+++ Record list +++

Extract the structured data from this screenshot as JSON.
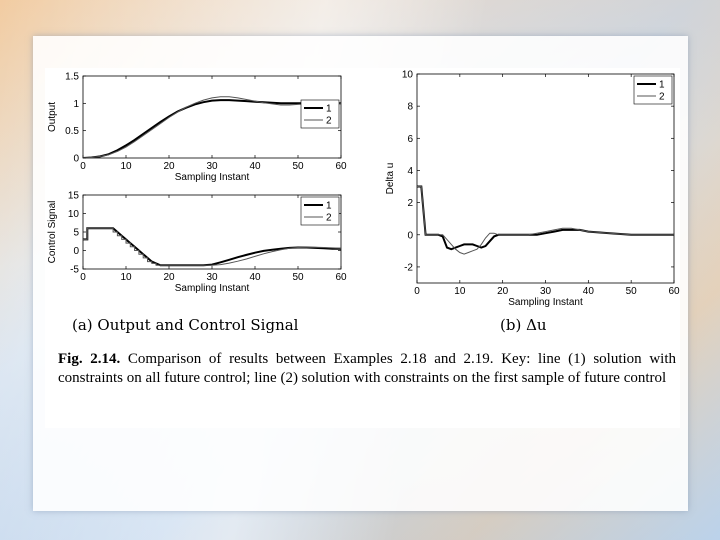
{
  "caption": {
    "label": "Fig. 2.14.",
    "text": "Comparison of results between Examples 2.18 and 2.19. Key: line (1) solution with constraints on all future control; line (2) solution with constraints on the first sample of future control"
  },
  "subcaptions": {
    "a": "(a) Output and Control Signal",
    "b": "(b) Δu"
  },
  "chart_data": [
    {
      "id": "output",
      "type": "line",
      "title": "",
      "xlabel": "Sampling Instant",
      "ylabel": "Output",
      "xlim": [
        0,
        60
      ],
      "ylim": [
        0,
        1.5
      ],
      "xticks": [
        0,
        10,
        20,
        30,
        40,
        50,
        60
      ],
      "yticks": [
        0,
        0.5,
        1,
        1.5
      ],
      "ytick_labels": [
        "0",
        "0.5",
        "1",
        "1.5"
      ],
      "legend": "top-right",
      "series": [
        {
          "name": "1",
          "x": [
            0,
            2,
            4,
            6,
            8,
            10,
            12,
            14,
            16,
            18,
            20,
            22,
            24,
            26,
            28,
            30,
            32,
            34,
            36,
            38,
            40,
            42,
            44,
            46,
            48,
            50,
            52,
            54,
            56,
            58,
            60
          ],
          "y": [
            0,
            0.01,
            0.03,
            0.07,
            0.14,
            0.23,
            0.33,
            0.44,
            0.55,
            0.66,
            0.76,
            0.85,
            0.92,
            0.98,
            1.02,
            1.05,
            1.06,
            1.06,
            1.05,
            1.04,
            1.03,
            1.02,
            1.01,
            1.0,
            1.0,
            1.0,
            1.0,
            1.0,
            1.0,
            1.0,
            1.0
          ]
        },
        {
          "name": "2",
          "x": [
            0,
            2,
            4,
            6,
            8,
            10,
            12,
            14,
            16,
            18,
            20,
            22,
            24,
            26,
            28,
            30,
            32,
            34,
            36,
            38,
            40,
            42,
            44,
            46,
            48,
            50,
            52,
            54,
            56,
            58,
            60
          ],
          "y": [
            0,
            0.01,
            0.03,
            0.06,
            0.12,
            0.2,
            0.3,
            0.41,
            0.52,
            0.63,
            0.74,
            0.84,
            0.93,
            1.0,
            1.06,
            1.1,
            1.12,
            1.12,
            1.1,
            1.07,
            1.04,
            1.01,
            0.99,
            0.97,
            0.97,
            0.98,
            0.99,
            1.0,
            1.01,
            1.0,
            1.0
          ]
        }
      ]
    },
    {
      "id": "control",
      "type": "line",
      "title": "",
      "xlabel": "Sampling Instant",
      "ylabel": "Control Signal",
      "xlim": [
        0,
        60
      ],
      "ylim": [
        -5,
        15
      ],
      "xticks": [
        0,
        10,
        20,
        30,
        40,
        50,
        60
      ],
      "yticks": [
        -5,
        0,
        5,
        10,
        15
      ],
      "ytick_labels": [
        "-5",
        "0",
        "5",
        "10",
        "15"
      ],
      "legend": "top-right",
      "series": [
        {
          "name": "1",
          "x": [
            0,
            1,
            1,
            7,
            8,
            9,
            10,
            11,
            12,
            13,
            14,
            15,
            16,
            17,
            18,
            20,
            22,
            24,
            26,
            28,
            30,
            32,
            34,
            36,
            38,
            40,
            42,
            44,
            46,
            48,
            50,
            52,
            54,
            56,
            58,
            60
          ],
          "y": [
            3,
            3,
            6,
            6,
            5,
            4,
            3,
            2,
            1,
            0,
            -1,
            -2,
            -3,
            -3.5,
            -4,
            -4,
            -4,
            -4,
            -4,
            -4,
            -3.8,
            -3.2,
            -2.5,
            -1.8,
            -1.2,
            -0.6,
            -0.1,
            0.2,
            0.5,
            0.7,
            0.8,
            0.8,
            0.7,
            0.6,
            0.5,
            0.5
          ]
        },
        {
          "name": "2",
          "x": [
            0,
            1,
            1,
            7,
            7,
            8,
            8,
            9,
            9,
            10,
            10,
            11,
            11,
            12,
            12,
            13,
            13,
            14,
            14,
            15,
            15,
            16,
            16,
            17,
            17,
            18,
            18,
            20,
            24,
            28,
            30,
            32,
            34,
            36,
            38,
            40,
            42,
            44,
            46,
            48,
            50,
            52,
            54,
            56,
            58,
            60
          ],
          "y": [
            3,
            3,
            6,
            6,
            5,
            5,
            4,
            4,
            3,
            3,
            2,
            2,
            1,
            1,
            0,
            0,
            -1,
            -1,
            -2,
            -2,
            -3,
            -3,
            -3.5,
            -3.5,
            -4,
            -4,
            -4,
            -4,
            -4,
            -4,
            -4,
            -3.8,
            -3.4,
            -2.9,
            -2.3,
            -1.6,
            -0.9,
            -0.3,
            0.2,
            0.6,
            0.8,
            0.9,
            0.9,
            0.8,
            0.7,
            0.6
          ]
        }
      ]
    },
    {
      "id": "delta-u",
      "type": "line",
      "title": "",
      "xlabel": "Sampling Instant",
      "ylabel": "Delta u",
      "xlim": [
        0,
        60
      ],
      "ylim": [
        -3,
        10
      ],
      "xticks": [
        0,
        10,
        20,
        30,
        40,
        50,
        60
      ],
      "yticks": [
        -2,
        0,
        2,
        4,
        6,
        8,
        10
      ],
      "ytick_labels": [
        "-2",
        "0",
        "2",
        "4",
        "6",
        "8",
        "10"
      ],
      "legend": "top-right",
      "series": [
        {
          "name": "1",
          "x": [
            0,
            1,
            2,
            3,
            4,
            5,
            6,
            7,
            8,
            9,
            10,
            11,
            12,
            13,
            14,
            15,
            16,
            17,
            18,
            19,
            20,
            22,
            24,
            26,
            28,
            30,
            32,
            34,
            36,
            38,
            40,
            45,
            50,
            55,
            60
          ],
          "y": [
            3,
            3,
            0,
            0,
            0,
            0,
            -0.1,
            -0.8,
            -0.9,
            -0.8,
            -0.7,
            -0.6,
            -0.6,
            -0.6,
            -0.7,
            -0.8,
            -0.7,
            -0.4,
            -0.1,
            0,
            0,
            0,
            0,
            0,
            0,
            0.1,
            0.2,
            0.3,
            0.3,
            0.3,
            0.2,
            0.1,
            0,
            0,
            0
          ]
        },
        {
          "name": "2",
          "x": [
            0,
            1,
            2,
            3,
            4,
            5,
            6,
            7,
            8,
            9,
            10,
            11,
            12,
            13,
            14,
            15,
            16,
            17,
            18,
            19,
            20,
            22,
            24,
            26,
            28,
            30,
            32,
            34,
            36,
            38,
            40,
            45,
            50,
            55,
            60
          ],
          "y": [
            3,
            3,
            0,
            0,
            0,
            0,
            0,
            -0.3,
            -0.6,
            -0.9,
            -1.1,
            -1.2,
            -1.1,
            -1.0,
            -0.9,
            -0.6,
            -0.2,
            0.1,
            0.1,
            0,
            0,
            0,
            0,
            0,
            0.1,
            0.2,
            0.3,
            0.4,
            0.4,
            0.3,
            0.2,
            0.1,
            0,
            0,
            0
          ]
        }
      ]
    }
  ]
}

+++

Set down the complete material exactly, but do not include the images.

Result for this exercise
Extract the structured data from this screenshot as JSON.
{
  "caption": {
    "label": "Fig. 2.14.",
    "text": "Comparison of results between Examples 2.18 and 2.19. Key: line (1) solution with constraints on all future control; line (2) solution with constraints on the first sample of future control"
  },
  "subcaptions": {
    "a": "(a) Output and Control Signal",
    "b": "(b) Δu"
  },
  "chart_data": [
    {
      "id": "output",
      "type": "line",
      "title": "",
      "xlabel": "Sampling Instant",
      "ylabel": "Output",
      "xlim": [
        0,
        60
      ],
      "ylim": [
        0,
        1.5
      ],
      "xticks": [
        0,
        10,
        20,
        30,
        40,
        50,
        60
      ],
      "yticks": [
        0,
        0.5,
        1,
        1.5
      ],
      "ytick_labels": [
        "0",
        "0.5",
        "1",
        "1.5"
      ],
      "legend": "top-right",
      "series": [
        {
          "name": "1",
          "x": [
            0,
            2,
            4,
            6,
            8,
            10,
            12,
            14,
            16,
            18,
            20,
            22,
            24,
            26,
            28,
            30,
            32,
            34,
            36,
            38,
            40,
            42,
            44,
            46,
            48,
            50,
            52,
            54,
            56,
            58,
            60
          ],
          "y": [
            0,
            0.01,
            0.03,
            0.07,
            0.14,
            0.23,
            0.33,
            0.44,
            0.55,
            0.66,
            0.76,
            0.85,
            0.92,
            0.98,
            1.02,
            1.05,
            1.06,
            1.06,
            1.05,
            1.04,
            1.03,
            1.02,
            1.01,
            1.0,
            1.0,
            1.0,
            1.0,
            1.0,
            1.0,
            1.0,
            1.0
          ]
        },
        {
          "name": "2",
          "x": [
            0,
            2,
            4,
            6,
            8,
            10,
            12,
            14,
            16,
            18,
            20,
            22,
            24,
            26,
            28,
            30,
            32,
            34,
            36,
            38,
            40,
            42,
            44,
            46,
            48,
            50,
            52,
            54,
            56,
            58,
            60
          ],
          "y": [
            0,
            0.01,
            0.03,
            0.06,
            0.12,
            0.2,
            0.3,
            0.41,
            0.52,
            0.63,
            0.74,
            0.84,
            0.93,
            1.0,
            1.06,
            1.1,
            1.12,
            1.12,
            1.1,
            1.07,
            1.04,
            1.01,
            0.99,
            0.97,
            0.97,
            0.98,
            0.99,
            1.0,
            1.01,
            1.0,
            1.0
          ]
        }
      ]
    },
    {
      "id": "control",
      "type": "line",
      "title": "",
      "xlabel": "Sampling Instant",
      "ylabel": "Control Signal",
      "xlim": [
        0,
        60
      ],
      "ylim": [
        -5,
        15
      ],
      "xticks": [
        0,
        10,
        20,
        30,
        40,
        50,
        60
      ],
      "yticks": [
        -5,
        0,
        5,
        10,
        15
      ],
      "ytick_labels": [
        "-5",
        "0",
        "5",
        "10",
        "15"
      ],
      "legend": "top-right",
      "series": [
        {
          "name": "1",
          "x": [
            0,
            1,
            1,
            7,
            8,
            9,
            10,
            11,
            12,
            13,
            14,
            15,
            16,
            17,
            18,
            20,
            22,
            24,
            26,
            28,
            30,
            32,
            34,
            36,
            38,
            40,
            42,
            44,
            46,
            48,
            50,
            52,
            54,
            56,
            58,
            60
          ],
          "y": [
            3,
            3,
            6,
            6,
            5,
            4,
            3,
            2,
            1,
            0,
            -1,
            -2,
            -3,
            -3.5,
            -4,
            -4,
            -4,
            -4,
            -4,
            -4,
            -3.8,
            -3.2,
            -2.5,
            -1.8,
            -1.2,
            -0.6,
            -0.1,
            0.2,
            0.5,
            0.7,
            0.8,
            0.8,
            0.7,
            0.6,
            0.5,
            0.5
          ]
        },
        {
          "name": "2",
          "x": [
            0,
            1,
            1,
            7,
            7,
            8,
            8,
            9,
            9,
            10,
            10,
            11,
            11,
            12,
            12,
            13,
            13,
            14,
            14,
            15,
            15,
            16,
            16,
            17,
            17,
            18,
            18,
            20,
            24,
            28,
            30,
            32,
            34,
            36,
            38,
            40,
            42,
            44,
            46,
            48,
            50,
            52,
            54,
            56,
            58,
            60
          ],
          "y": [
            3,
            3,
            6,
            6,
            5,
            5,
            4,
            4,
            3,
            3,
            2,
            2,
            1,
            1,
            0,
            0,
            -1,
            -1,
            -2,
            -2,
            -3,
            -3,
            -3.5,
            -3.5,
            -4,
            -4,
            -4,
            -4,
            -4,
            -4,
            -4,
            -3.8,
            -3.4,
            -2.9,
            -2.3,
            -1.6,
            -0.9,
            -0.3,
            0.2,
            0.6,
            0.8,
            0.9,
            0.9,
            0.8,
            0.7,
            0.6
          ]
        }
      ]
    },
    {
      "id": "delta-u",
      "type": "line",
      "title": "",
      "xlabel": "Sampling Instant",
      "ylabel": "Delta u",
      "xlim": [
        0,
        60
      ],
      "ylim": [
        -3,
        10
      ],
      "xticks": [
        0,
        10,
        20,
        30,
        40,
        50,
        60
      ],
      "yticks": [
        -2,
        0,
        2,
        4,
        6,
        8,
        10
      ],
      "ytick_labels": [
        "-2",
        "0",
        "2",
        "4",
        "6",
        "8",
        "10"
      ],
      "legend": "top-right",
      "series": [
        {
          "name": "1",
          "x": [
            0,
            1,
            2,
            3,
            4,
            5,
            6,
            7,
            8,
            9,
            10,
            11,
            12,
            13,
            14,
            15,
            16,
            17,
            18,
            19,
            20,
            22,
            24,
            26,
            28,
            30,
            32,
            34,
            36,
            38,
            40,
            45,
            50,
            55,
            60
          ],
          "y": [
            3,
            3,
            0,
            0,
            0,
            0,
            -0.1,
            -0.8,
            -0.9,
            -0.8,
            -0.7,
            -0.6,
            -0.6,
            -0.6,
            -0.7,
            -0.8,
            -0.7,
            -0.4,
            -0.1,
            0,
            0,
            0,
            0,
            0,
            0,
            0.1,
            0.2,
            0.3,
            0.3,
            0.3,
            0.2,
            0.1,
            0,
            0,
            0
          ]
        },
        {
          "name": "2",
          "x": [
            0,
            1,
            2,
            3,
            4,
            5,
            6,
            7,
            8,
            9,
            10,
            11,
            12,
            13,
            14,
            15,
            16,
            17,
            18,
            19,
            20,
            22,
            24,
            26,
            28,
            30,
            32,
            34,
            36,
            38,
            40,
            45,
            50,
            55,
            60
          ],
          "y": [
            3,
            3,
            0,
            0,
            0,
            0,
            0,
            -0.3,
            -0.6,
            -0.9,
            -1.1,
            -1.2,
            -1.1,
            -1.0,
            -0.9,
            -0.6,
            -0.2,
            0.1,
            0.1,
            0,
            0,
            0,
            0,
            0,
            0.1,
            0.2,
            0.3,
            0.4,
            0.4,
            0.3,
            0.2,
            0.1,
            0,
            0,
            0
          ]
        }
      ]
    }
  ]
}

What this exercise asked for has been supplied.